[start Given entries]

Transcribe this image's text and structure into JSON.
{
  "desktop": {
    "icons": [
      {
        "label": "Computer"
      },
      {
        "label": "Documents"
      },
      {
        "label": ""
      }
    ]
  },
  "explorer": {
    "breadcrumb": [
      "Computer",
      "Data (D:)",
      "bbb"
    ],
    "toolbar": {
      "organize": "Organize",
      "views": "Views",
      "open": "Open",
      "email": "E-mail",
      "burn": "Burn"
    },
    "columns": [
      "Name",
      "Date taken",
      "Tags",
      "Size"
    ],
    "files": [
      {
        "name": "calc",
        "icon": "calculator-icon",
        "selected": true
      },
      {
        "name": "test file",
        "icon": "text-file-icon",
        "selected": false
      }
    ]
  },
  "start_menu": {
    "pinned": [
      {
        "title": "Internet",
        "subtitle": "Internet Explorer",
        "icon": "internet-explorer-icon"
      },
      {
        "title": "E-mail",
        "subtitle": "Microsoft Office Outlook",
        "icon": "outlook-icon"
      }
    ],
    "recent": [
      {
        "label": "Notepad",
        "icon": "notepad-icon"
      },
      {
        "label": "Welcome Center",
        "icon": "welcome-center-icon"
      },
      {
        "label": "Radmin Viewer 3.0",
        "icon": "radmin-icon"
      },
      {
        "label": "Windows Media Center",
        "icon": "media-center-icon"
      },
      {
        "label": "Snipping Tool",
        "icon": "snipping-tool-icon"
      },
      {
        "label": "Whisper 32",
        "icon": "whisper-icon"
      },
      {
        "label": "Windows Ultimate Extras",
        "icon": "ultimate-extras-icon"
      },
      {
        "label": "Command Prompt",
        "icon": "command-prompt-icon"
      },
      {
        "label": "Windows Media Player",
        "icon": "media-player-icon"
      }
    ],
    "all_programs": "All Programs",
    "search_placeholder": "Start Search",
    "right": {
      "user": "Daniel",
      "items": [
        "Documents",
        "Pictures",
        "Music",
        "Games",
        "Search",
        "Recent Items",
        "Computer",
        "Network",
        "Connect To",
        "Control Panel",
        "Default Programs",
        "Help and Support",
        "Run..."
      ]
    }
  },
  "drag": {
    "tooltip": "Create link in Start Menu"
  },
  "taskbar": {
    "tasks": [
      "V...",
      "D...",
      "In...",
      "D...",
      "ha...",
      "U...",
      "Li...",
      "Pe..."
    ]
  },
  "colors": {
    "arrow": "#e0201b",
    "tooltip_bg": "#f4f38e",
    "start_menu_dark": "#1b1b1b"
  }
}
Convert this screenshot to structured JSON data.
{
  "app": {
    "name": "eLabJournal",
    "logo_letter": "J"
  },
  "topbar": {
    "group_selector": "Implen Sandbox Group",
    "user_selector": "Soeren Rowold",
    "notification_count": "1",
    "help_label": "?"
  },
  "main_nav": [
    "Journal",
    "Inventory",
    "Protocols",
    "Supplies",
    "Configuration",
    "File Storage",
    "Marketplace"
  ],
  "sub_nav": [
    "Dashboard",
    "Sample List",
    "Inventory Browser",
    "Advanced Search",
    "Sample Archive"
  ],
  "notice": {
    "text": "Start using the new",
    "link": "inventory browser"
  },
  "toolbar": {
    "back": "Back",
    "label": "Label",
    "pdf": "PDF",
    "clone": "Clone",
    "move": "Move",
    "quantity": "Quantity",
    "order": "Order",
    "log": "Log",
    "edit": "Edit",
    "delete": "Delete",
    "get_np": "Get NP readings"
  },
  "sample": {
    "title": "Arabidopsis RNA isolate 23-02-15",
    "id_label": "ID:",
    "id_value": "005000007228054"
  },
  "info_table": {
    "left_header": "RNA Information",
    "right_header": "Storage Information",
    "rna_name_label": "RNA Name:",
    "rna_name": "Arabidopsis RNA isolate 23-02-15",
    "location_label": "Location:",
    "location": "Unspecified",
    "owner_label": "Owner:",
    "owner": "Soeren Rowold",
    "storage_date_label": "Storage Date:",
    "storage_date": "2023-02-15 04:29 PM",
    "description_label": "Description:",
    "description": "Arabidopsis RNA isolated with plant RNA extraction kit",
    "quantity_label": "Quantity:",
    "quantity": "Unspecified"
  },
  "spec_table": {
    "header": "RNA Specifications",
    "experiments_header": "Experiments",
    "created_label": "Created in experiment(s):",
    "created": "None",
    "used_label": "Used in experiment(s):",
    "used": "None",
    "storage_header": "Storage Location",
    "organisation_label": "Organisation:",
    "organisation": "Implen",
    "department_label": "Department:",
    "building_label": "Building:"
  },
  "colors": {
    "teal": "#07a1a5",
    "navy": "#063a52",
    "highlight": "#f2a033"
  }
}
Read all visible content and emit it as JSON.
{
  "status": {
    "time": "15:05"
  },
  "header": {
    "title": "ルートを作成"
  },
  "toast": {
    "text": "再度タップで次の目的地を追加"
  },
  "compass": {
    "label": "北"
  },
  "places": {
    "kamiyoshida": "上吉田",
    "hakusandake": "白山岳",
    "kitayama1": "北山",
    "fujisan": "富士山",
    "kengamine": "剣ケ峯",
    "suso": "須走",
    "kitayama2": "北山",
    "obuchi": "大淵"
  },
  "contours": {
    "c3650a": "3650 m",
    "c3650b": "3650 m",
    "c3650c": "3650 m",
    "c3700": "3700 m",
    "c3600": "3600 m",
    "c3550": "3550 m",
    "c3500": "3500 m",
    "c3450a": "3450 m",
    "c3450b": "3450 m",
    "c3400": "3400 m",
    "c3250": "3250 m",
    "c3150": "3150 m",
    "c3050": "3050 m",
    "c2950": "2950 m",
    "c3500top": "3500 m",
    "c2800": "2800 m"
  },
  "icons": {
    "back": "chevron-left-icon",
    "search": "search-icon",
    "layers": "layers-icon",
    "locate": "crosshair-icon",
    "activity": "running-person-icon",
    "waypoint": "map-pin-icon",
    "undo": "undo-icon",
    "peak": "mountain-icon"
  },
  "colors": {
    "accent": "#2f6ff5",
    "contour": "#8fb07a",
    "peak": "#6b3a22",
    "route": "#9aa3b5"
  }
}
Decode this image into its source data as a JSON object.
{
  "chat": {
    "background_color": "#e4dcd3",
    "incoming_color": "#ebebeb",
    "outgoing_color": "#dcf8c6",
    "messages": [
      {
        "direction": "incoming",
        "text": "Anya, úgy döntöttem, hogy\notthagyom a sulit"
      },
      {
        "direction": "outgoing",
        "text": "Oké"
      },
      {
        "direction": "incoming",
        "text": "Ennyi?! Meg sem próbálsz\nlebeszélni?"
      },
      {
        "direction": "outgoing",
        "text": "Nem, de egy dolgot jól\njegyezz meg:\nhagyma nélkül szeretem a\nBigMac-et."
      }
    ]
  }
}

[end Given entries]

**Task directions:**
Output each record exactly, leaving nothing out.

**Complete response:**
Transcribe this image's text and structure into JSON.
{
  "desktop": {
    "icons": [
      {
        "label": "Computer"
      },
      {
        "label": "Documents"
      },
      {
        "label": ""
      }
    ]
  },
  "explorer": {
    "breadcrumb": [
      "Computer",
      "Data (D:)",
      "bbb"
    ],
    "toolbar": {
      "organize": "Organize",
      "views": "Views",
      "open": "Open",
      "email": "E-mail",
      "burn": "Burn"
    },
    "columns": [
      "Name",
      "Date taken",
      "Tags",
      "Size"
    ],
    "files": [
      {
        "name": "calc",
        "icon": "calculator-icon",
        "selected": true
      },
      {
        "name": "test file",
        "icon": "text-file-icon",
        "selected": false
      }
    ]
  },
  "start_menu": {
    "pinned": [
      {
        "title": "Internet",
        "subtitle": "Internet Explorer",
        "icon": "internet-explorer-icon"
      },
      {
        "title": "E-mail",
        "subtitle": "Microsoft Office Outlook",
        "icon": "outlook-icon"
      }
    ],
    "recent": [
      {
        "label": "Notepad",
        "icon": "notepad-icon"
      },
      {
        "label": "Welcome Center",
        "icon": "welcome-center-icon"
      },
      {
        "label": "Radmin Viewer 3.0",
        "icon": "radmin-icon"
      },
      {
        "label": "Windows Media Center",
        "icon": "media-center-icon"
      },
      {
        "label": "Snipping Tool",
        "icon": "snipping-tool-icon"
      },
      {
        "label": "Whisper 32",
        "icon": "whisper-icon"
      },
      {
        "label": "Windows Ultimate Extras",
        "icon": "ultimate-extras-icon"
      },
      {
        "label": "Command Prompt",
        "icon": "command-prompt-icon"
      },
      {
        "label": "Windows Media Player",
        "icon": "media-player-icon"
      }
    ],
    "all_programs": "All Programs",
    "search_placeholder": "Start Search",
    "right": {
      "user": "Daniel",
      "items": [
        "Documents",
        "Pictures",
        "Music",
        "Games",
        "Search",
        "Recent Items",
        "Computer",
        "Network",
        "Connect To",
        "Control Panel",
        "Default Programs",
        "Help and Support",
        "Run..."
      ]
    }
  },
  "drag": {
    "tooltip": "Create link in Start Menu"
  },
  "taskbar": {
    "tasks": [
      "V...",
      "D...",
      "In...",
      "D...",
      "ha...",
      "U...",
      "Li...",
      "Pe..."
    ]
  },
  "colors": {
    "arrow": "#e0201b",
    "tooltip_bg": "#f4f38e",
    "start_menu_dark": "#1b1b1b"
  }
}
Convert this screenshot to structured JSON data.
{
  "app": {
    "name": "eLabJournal",
    "logo_letter": "J"
  },
  "topbar": {
    "group_selector": "Implen Sandbox Group",
    "user_selector": "Soeren Rowold",
    "notification_count": "1",
    "help_label": "?"
  },
  "main_nav": [
    "Journal",
    "Inventory",
    "Protocols",
    "Supplies",
    "Configuration",
    "File Storage",
    "Marketplace"
  ],
  "sub_nav": [
    "Dashboard",
    "Sample List",
    "Inventory Browser",
    "Advanced Search",
    "Sample Archive"
  ],
  "notice": {
    "text": "Start using the new",
    "link": "inventory browser"
  },
  "toolbar": {
    "back": "Back",
    "label": "Label",
    "pdf": "PDF",
    "clone": "Clone",
    "move": "Move",
    "quantity": "Quantity",
    "order": "Order",
    "log": "Log",
    "edit": "Edit",
    "delete": "Delete",
    "get_np": "Get NP readings"
  },
  "sample": {
    "title": "Arabidopsis RNA isolate 23-02-15",
    "id_label": "ID:",
    "id_value": "005000007228054"
  },
  "info_table": {
    "left_header": "RNA Information",
    "right_header": "Storage Information",
    "rna_name_label": "RNA Name:",
    "rna_name": "Arabidopsis RNA isolate 23-02-15",
    "location_label": "Location:",
    "location": "Unspecified",
    "owner_label": "Owner:",
    "owner": "Soeren Rowold",
    "storage_date_label": "Storage Date:",
    "storage_date": "2023-02-15 04:29 PM",
    "description_label": "Description:",
    "description": "Arabidopsis RNA isolated with plant RNA extraction kit",
    "quantity_label": "Quantity:",
    "quantity": "Unspecified"
  },
  "spec_table": {
    "header": "RNA Specifications",
    "experiments_header": "Experiments",
    "created_label": "Created in experiment(s):",
    "created": "None",
    "used_label": "Used in experiment(s):",
    "used": "None",
    "storage_header": "Storage Location",
    "organisation_label": "Organisation:",
    "organisation": "Implen",
    "department_label": "Department:",
    "building_label": "Building:"
  },
  "colors": {
    "teal": "#07a1a5",
    "navy": "#063a52",
    "highlight": "#f2a033"
  }
}
Read all visible content and emit it as JSON.
{
  "status": {
    "time": "15:05"
  },
  "header": {
    "title": "ルートを作成"
  },
  "toast": {
    "text": "再度タップで次の目的地を追加"
  },
  "compass": {
    "label": "北"
  },
  "places": {
    "kamiyoshida": "上吉田",
    "hakusandake": "白山岳",
    "kitayama1": "北山",
    "fujisan": "富士山",
    "kengamine": "剣ケ峯",
    "suso": "須走",
    "kitayama2": "北山",
    "obuchi": "大淵"
  },
  "contours": {
    "c3650a": "3650 m",
    "c3650b": "3650 m",
    "c3650c": "3650 m",
    "c3700": "3700 m",
    "c3600": "3600 m",
    "c3550": "3550 m",
    "c3500": "3500 m",
    "c3450a": "3450 m",
    "c3450b": "3450 m",
    "c3400": "3400 m",
    "c3250": "3250 m",
    "c3150": "3150 m",
    "c3050": "3050 m",
    "c2950": "2950 m",
    "c3500top": "3500 m",
    "c2800": "2800 m"
  },
  "icons": {
    "back": "chevron-left-icon",
    "search": "search-icon",
    "layers": "layers-icon",
    "locate": "crosshair-icon",
    "activity": "running-person-icon",
    "waypoint": "map-pin-icon",
    "undo": "undo-icon",
    "peak": "mountain-icon"
  },
  "colors": {
    "accent": "#2f6ff5",
    "contour": "#8fb07a",
    "peak": "#6b3a22",
    "route": "#9aa3b5"
  }
}
Decode this image into its source data as a JSON object.
{
  "chat": {
    "background_color": "#e4dcd3",
    "incoming_color": "#ebebeb",
    "outgoing_color": "#dcf8c6",
    "messages": [
      {
        "direction": "incoming",
        "text": "Anya, úgy döntöttem, hogy\notthagyom a sulit"
      },
      {
        "direction": "outgoing",
        "text": "Oké"
      },
      {
        "direction": "incoming",
        "text": "Ennyi?! Meg sem próbálsz\nlebeszélni?"
      },
      {
        "direction": "outgoing",
        "text": "Nem, de egy dolgot jól\njegyezz meg:\nhagyma nélkül szeretem a\nBigMac-et."
      }
    ]
  }
}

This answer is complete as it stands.